[start]
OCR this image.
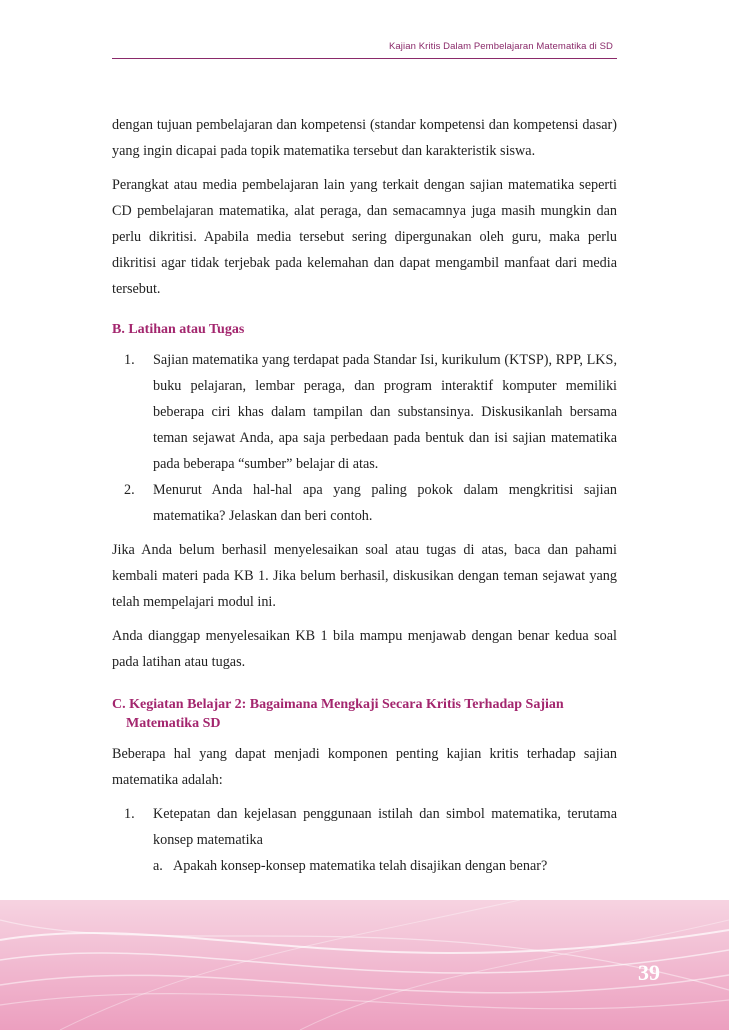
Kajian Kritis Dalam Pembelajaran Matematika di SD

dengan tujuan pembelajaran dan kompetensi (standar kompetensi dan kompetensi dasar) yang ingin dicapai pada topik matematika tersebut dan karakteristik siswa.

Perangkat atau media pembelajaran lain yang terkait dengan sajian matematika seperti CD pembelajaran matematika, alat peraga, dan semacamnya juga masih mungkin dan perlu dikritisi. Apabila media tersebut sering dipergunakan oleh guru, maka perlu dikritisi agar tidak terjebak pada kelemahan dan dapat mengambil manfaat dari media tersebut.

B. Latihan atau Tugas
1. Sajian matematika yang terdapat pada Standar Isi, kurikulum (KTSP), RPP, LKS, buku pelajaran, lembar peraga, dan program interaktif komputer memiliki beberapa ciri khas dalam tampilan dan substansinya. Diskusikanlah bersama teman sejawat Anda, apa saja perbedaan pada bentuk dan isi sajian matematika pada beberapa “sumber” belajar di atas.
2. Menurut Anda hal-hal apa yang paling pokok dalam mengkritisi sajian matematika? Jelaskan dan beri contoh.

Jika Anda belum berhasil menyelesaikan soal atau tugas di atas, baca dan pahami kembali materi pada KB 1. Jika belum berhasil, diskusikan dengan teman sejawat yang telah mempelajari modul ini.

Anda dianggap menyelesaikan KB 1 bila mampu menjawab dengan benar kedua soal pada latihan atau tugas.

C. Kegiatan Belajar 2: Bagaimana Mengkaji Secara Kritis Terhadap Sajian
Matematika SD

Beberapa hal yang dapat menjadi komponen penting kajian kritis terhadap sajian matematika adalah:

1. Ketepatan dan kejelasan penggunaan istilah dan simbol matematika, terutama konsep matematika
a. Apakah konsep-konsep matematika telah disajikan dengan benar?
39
[end]
[start]
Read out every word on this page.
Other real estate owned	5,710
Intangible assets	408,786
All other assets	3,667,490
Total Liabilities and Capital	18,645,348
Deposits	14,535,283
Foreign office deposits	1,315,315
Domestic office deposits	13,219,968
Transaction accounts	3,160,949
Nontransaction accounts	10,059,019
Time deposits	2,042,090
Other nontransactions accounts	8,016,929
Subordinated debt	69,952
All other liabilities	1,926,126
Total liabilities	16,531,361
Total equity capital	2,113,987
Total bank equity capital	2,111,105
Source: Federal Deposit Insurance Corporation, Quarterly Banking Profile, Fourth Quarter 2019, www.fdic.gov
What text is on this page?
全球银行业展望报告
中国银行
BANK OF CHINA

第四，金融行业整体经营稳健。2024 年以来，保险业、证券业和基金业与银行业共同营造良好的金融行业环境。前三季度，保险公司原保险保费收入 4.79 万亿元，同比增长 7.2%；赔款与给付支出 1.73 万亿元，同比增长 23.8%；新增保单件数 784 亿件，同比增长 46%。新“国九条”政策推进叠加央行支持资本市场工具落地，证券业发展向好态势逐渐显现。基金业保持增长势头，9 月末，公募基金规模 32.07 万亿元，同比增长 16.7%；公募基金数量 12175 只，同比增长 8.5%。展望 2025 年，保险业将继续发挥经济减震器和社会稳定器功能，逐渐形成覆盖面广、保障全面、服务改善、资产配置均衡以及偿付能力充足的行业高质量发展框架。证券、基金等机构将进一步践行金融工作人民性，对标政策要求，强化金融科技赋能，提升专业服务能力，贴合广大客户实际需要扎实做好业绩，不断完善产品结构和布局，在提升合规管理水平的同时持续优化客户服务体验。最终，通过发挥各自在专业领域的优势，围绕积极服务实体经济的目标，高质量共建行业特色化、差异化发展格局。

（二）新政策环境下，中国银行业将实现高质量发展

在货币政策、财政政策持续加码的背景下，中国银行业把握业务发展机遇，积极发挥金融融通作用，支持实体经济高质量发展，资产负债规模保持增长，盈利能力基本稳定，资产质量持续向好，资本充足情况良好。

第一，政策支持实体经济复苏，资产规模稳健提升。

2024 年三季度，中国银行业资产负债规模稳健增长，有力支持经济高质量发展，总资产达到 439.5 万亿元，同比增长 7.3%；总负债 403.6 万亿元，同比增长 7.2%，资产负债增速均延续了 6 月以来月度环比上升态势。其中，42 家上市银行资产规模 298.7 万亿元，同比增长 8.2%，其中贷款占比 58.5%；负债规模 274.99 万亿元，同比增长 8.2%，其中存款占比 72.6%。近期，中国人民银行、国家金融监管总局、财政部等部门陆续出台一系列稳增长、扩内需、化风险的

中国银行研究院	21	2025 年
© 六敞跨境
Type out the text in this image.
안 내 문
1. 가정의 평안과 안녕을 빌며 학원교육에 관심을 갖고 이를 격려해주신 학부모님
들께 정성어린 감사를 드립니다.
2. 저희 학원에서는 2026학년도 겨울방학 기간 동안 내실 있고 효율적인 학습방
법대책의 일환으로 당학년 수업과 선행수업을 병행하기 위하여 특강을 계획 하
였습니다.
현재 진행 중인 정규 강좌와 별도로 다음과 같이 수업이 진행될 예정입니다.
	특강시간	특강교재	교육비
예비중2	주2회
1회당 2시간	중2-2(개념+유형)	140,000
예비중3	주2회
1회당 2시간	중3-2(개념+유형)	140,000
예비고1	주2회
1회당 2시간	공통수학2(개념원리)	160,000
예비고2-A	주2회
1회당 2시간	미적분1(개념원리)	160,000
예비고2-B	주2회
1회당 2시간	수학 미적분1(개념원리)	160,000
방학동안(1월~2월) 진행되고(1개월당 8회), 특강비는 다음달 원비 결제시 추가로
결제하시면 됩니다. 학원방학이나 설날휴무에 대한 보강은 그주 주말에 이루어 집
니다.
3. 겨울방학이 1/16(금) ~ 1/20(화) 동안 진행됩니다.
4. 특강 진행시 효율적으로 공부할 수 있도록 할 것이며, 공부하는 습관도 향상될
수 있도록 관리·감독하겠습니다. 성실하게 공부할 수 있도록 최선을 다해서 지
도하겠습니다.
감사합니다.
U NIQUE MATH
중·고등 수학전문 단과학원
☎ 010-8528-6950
[end]
• _Directive_: Look through the entries above and list every line containing "text".

• _Result for this exercise_:
What text is on this page?
Type out the text in this image.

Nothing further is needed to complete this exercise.